§ What you need to do: Write out every line of the records below as a numbered list, skipping any blank lines and leaving out the pictures.

§ Records for this exercise:
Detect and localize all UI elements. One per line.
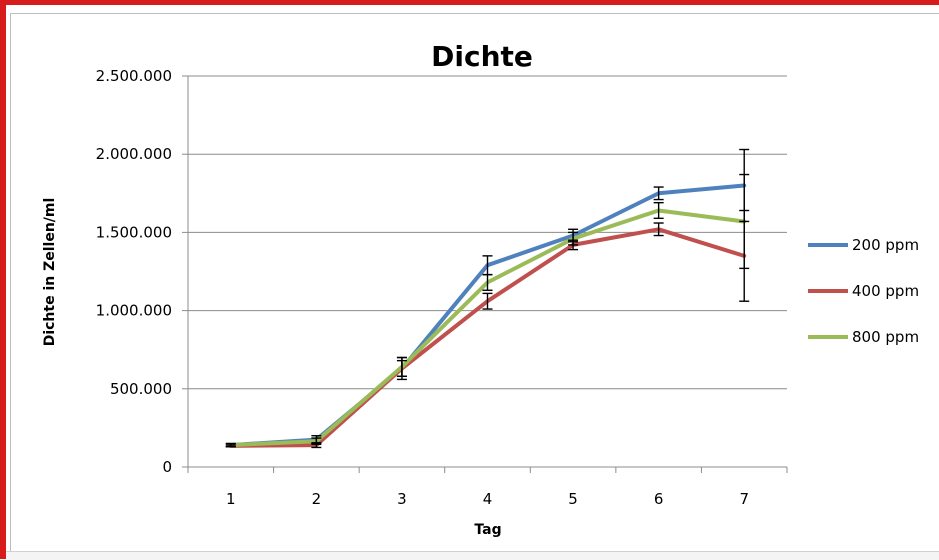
x-tick-label: 1 [226, 490, 236, 508]
error-bars [225, 148, 750, 449]
legend: 200 ppm 400 ppm 800 ppm [808, 236, 919, 346]
x-tick-label: 6 [654, 490, 664, 508]
error-bar [739, 173, 750, 270]
gridlines [182, 75, 788, 473]
error-bar [653, 186, 664, 201]
series-line-200-ppm [228, 183, 747, 448]
x-axis-title: Tag [474, 522, 501, 538]
y-tick-label: 1.500.000 [96, 223, 172, 241]
error-bar [653, 222, 664, 237]
legend-label: 400 ppm [852, 282, 919, 300]
error-bar [482, 273, 493, 291]
chart-title: Dichte [431, 40, 533, 73]
bottom-strip [6, 551, 939, 560]
series-lines [228, 183, 747, 448]
error-bar [568, 231, 579, 246]
error-bar [396, 356, 407, 377]
error-bar [653, 201, 664, 220]
x-axis-ticks: 1 2 3 4 5 6 7 [226, 490, 749, 508]
error-bar [225, 442, 236, 448]
x-tick-label: 4 [483, 490, 493, 508]
y-tick-label: 1.000.000 [96, 302, 172, 320]
y-tick-label: 2.500.000 [96, 67, 172, 85]
y-axis-ticks: 0 500.000 1.000.000 1.500.000 2.000.000 2.500… [96, 67, 172, 476]
x-tick-label: 2 [312, 490, 322, 508]
x-tick-label: 5 [568, 490, 578, 508]
legend-label: 200 ppm [852, 236, 919, 254]
legend-entry: 400 ppm [808, 282, 919, 300]
series-line-800-ppm [228, 208, 747, 448]
y-axis-title: Dichte in Zellen/ml [42, 198, 58, 347]
x-tick-label: 7 [739, 490, 749, 508]
error-bar [482, 292, 493, 310]
legend-entry: 200 ppm [808, 236, 919, 254]
legend-entry: 800 ppm [808, 328, 919, 346]
y-tick-label: 0 [162, 458, 172, 476]
y-tick-label: 500.000 [110, 380, 172, 398]
error-bar [311, 437, 322, 446]
x-tick-label: 3 [397, 490, 407, 508]
y-tick-label: 2.000.000 [96, 145, 172, 163]
legend-label: 800 ppm [852, 328, 919, 346]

§ Task result:
1. Detect and localize all UI elements. One per line.
2. x-tick-label: 1 [226, 490, 236, 508]
3. error-bars [225, 148, 750, 449]
4. legend: 200 ppm 400 ppm 800 ppm [808, 236, 919, 346]
5. x-tick-label: 6 [654, 490, 664, 508]
6. error-bar [739, 173, 750, 270]
7. gridlines [182, 75, 788, 473]
8. error-bar [653, 186, 664, 201]
9. series-line-200-ppm [228, 183, 747, 448]
10. x-axis-title: Tag [474, 522, 501, 538]
11. y-tick-label: 1.500.000 [96, 223, 172, 241]
12. error-bar [653, 222, 664, 237]
13. legend-label: 400 ppm [852, 282, 919, 300]
14. error-bar [482, 273, 493, 291]
15. chart-title: Dichte [431, 40, 533, 73]
16. bottom-strip [6, 551, 939, 560]
17. series-lines [228, 183, 747, 448]
18. error-bar [568, 231, 579, 246]
19. error-bar [396, 356, 407, 377]
20. error-bar [653, 201, 664, 220]
21. x-axis-ticks: 1 2 3 4 5 6 7 [226, 490, 749, 508]
22. error-bar [225, 442, 236, 448]
23. x-tick-label: 4 [483, 490, 493, 508]
24. y-tick-label: 1.000.000 [96, 302, 172, 320]
25. y-tick-label: 2.500.000 [96, 67, 172, 85]
26. y-axis-ticks: 0 500.000 1.000.000 1.500.000 2.000.000 2.500… [96, 67, 172, 476]
27. x-tick-label: 2 [312, 490, 322, 508]
28. x-tick-label: 5 [568, 490, 578, 508]
29. legend-label: 200 ppm [852, 236, 919, 254]
30. legend-entry: 400 ppm [808, 282, 919, 300]
31. series-line-800-ppm [228, 208, 747, 448]
32. y-axis-title: Dichte in Zellen/ml [42, 198, 58, 347]
33. x-tick-label: 7 [739, 490, 749, 508]
34. error-bar [482, 292, 493, 310]
35. legend-entry: 200 ppm [808, 236, 919, 254]
36. legend-entry: 800 ppm [808, 328, 919, 346]
37. y-tick-label: 0 [162, 458, 172, 476]
38. y-tick-label: 500.000 [110, 380, 172, 398]
39. error-bar [311, 437, 322, 446]
40. x-tick-label: 3 [397, 490, 407, 508]
41. y-tick-label: 2.000.000 [96, 145, 172, 163]
42. legend-label: 800 ppm [852, 328, 919, 346]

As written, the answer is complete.